### [WRITTEN REQUEST]
List each of the lines below that contains the word "Flagged". Letter case must match.

[Element box annotations]
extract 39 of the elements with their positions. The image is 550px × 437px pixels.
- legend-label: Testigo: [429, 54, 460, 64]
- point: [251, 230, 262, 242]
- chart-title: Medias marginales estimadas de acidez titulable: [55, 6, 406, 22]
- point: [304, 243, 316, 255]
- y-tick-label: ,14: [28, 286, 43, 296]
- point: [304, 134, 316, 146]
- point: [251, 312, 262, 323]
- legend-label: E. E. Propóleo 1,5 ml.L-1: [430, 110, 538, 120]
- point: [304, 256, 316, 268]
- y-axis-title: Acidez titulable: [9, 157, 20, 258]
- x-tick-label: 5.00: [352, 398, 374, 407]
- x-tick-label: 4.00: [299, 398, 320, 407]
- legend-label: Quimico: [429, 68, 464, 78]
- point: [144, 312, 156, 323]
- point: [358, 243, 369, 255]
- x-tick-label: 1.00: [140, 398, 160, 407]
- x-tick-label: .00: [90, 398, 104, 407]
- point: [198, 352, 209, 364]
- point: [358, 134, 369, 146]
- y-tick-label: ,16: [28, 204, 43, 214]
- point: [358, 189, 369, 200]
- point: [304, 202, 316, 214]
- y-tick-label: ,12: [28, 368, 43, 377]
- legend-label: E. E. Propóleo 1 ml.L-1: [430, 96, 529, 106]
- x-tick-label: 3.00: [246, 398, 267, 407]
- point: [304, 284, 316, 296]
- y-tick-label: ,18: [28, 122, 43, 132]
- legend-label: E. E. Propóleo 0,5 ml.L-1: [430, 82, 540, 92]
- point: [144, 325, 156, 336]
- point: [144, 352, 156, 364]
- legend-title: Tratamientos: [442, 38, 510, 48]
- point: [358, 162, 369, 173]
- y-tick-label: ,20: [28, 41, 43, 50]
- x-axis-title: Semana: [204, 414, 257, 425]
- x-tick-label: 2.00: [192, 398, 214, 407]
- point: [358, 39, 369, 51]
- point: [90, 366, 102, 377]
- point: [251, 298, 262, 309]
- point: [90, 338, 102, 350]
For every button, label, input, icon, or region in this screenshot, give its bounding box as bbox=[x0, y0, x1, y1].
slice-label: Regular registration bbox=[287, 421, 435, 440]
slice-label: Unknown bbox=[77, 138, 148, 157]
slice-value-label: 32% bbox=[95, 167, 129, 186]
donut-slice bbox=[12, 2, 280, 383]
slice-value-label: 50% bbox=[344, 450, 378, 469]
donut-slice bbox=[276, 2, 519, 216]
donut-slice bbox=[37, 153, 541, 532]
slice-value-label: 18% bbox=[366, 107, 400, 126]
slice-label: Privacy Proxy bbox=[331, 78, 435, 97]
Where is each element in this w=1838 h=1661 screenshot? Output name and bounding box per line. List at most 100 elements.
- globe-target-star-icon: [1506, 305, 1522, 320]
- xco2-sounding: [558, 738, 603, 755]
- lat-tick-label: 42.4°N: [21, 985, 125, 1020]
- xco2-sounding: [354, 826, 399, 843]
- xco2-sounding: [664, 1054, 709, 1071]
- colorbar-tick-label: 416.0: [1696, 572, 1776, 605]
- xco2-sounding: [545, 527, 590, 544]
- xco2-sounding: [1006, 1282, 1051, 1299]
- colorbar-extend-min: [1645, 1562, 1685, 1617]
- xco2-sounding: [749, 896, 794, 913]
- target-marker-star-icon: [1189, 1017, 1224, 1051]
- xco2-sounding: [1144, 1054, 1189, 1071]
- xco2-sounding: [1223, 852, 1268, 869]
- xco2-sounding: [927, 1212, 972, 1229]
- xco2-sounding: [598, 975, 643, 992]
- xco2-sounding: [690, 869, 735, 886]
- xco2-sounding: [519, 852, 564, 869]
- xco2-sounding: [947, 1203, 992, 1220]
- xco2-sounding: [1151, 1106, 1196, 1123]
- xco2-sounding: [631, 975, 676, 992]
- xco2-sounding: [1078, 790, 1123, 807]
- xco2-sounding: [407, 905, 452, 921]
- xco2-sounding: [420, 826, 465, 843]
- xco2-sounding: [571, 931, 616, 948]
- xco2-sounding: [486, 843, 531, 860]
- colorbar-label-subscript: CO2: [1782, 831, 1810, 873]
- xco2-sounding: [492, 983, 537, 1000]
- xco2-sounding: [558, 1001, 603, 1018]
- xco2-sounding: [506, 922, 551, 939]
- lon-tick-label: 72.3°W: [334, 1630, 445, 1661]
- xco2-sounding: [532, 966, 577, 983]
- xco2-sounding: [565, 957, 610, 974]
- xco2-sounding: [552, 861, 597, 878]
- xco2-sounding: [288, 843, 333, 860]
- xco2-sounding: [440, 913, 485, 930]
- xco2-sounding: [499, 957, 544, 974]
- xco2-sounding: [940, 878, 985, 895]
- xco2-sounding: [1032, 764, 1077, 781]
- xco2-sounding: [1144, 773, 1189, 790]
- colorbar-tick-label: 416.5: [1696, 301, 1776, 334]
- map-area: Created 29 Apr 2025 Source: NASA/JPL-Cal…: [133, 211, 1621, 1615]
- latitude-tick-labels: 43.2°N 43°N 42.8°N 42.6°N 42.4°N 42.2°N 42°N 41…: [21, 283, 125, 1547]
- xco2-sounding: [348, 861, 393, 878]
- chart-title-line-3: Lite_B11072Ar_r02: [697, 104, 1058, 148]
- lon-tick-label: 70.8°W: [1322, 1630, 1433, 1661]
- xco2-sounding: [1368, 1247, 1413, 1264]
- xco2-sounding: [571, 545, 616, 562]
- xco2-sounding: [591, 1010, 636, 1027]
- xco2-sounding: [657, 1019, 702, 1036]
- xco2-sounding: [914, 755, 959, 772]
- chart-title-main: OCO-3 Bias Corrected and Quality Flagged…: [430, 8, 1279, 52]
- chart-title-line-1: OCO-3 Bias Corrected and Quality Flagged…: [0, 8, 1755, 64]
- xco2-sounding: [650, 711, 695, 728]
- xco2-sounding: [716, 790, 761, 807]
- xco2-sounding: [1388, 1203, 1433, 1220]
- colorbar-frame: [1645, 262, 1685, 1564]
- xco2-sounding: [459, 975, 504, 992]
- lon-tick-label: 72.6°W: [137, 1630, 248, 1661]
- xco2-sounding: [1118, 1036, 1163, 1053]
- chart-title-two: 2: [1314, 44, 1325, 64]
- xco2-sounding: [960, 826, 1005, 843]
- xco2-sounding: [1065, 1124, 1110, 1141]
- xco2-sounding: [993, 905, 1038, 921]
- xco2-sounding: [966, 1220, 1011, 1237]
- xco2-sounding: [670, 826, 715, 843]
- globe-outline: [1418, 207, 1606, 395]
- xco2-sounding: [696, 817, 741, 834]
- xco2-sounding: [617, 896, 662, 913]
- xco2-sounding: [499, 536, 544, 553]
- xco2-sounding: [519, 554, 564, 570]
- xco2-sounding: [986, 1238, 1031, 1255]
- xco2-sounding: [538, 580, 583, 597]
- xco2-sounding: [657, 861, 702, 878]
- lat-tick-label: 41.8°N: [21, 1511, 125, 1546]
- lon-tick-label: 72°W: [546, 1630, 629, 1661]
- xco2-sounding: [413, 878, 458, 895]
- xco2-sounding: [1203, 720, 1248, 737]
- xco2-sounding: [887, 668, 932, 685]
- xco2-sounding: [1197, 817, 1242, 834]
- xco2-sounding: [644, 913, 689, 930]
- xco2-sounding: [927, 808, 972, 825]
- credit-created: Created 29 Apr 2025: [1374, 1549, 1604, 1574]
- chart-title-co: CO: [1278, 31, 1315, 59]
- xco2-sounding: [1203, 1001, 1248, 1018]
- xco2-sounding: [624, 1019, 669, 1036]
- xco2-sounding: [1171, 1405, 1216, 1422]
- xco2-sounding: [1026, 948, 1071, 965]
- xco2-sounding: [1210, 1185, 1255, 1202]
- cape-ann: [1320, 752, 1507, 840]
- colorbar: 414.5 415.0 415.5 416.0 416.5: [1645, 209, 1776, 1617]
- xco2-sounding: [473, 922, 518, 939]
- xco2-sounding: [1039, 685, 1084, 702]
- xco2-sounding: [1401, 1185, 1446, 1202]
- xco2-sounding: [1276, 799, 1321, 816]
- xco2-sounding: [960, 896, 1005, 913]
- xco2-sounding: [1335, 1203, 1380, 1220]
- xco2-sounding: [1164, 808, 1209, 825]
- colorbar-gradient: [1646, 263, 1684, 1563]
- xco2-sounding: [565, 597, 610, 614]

### [WRITTEN REPLY]
- chart-title-main: OCO-3 Bias Corrected and Quality Flagged…: [430, 8, 1279, 52]
- chart-title-line-1: OCO-3 Bias Corrected and Quality Flagged…: [0, 8, 1755, 64]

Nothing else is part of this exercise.